- **INSTRUCTIONS FOR THE TASK**: Extract every line that contains the string "name".

Figure dataset records
○ ○ ○ ○ ○

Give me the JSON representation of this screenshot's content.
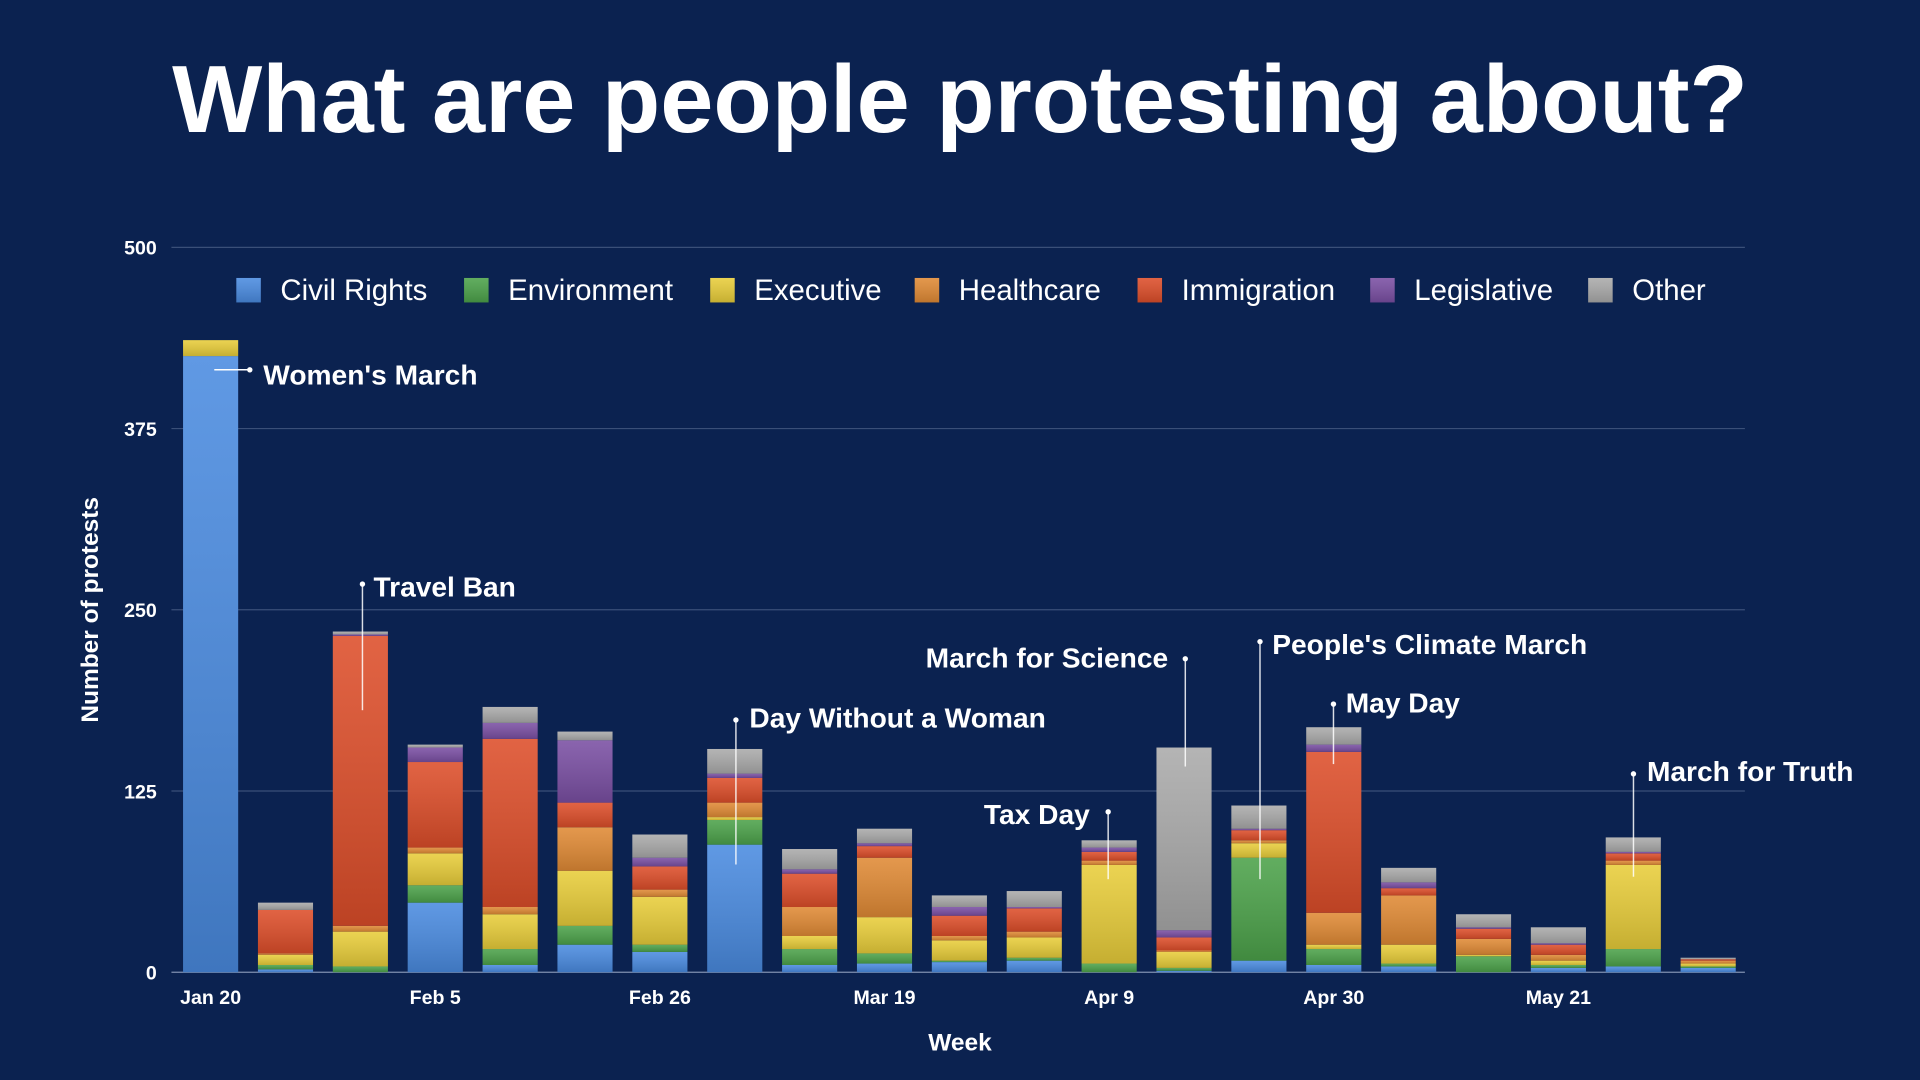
{
  "chart_data": {
    "type": "bar",
    "stacked": true,
    "title": "What are people protesting about?",
    "xlabel": "Week",
    "ylabel": "Number of protests",
    "ylim": [
      0,
      500
    ],
    "yticks": [
      0,
      125,
      250,
      375,
      500
    ],
    "grid": true,
    "legend_position": "top",
    "x_tick_labels": [
      {
        "bar": 0,
        "label": "Jan 20"
      },
      {
        "bar": 3,
        "label": "Feb 5"
      },
      {
        "bar": 6,
        "label": "Feb 26"
      },
      {
        "bar": 9,
        "label": "Mar 19"
      },
      {
        "bar": 12,
        "label": "Apr 9"
      },
      {
        "bar": 15,
        "label": "Apr 30"
      },
      {
        "bar": 18,
        "label": "May 21"
      }
    ],
    "series": [
      {
        "name": "Civil Rights",
        "color": "#4a8be0",
        "values": [
          425,
          2,
          0,
          48,
          5,
          19,
          14,
          88,
          5,
          6,
          7,
          8,
          0,
          1,
          8,
          5,
          4,
          0,
          3,
          4,
          3
        ]
      },
      {
        "name": "Environment",
        "color": "#4ca24a",
        "values": [
          0,
          3,
          4,
          12,
          11,
          13,
          5,
          17,
          11,
          7,
          1,
          2,
          6,
          2,
          71,
          11,
          2,
          11,
          2,
          12,
          1
        ]
      },
      {
        "name": "Executive",
        "color": "#e8cd3a",
        "values": [
          11,
          7,
          24,
          22,
          24,
          38,
          33,
          2,
          9,
          25,
          14,
          14,
          68,
          11,
          10,
          3,
          13,
          1,
          3,
          58,
          2
        ]
      },
      {
        "name": "Healthcare",
        "color": "#e08a35",
        "values": [
          0,
          1,
          4,
          4,
          5,
          30,
          5,
          10,
          20,
          41,
          3,
          4,
          3,
          1,
          2,
          22,
          34,
          11,
          4,
          3,
          2
        ]
      },
      {
        "name": "Immigration",
        "color": "#dd4e2a",
        "values": [
          0,
          30,
          200,
          59,
          116,
          17,
          16,
          17,
          23,
          8,
          14,
          16,
          6,
          9,
          7,
          111,
          5,
          7,
          7,
          5,
          1
        ]
      },
      {
        "name": "Legislative",
        "color": "#7a4fa3",
        "values": [
          0,
          0,
          1,
          10,
          11,
          43,
          6,
          3,
          3,
          2,
          6,
          1,
          3,
          5,
          1,
          5,
          4,
          1,
          1,
          1,
          0
        ]
      },
      {
        "name": "Other",
        "color": "#aaaaaa",
        "values": [
          0,
          5,
          2,
          2,
          11,
          6,
          16,
          17,
          14,
          10,
          8,
          11,
          5,
          126,
          16,
          12,
          10,
          9,
          11,
          10,
          1
        ]
      }
    ],
    "annotations": [
      {
        "bar": 0,
        "label": "Women's March"
      },
      {
        "bar": 2,
        "label": "Travel Ban"
      },
      {
        "bar": 7,
        "label": "Day Without a Woman"
      },
      {
        "bar": 12,
        "label": "Tax Day"
      },
      {
        "bar": 13,
        "label": "March for Science"
      },
      {
        "bar": 14,
        "label": "People's Climate March"
      },
      {
        "bar": 15,
        "label": "May Day"
      },
      {
        "bar": 19,
        "label": "March for Truth"
      }
    ]
  },
  "colors": {
    "background": "#0b2250",
    "gridline": "#3a4f78"
  }
}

○ ○ ○ ○ ○

- **RESULT FOR THIS EXERCISE**:
        "name": "Civil Rights",
        "name": "Environment",
        "name": "Executive",
        "name": "Healthcare",
        "name": "Immigration",
        "name": "Legislative",
        "name": "Other",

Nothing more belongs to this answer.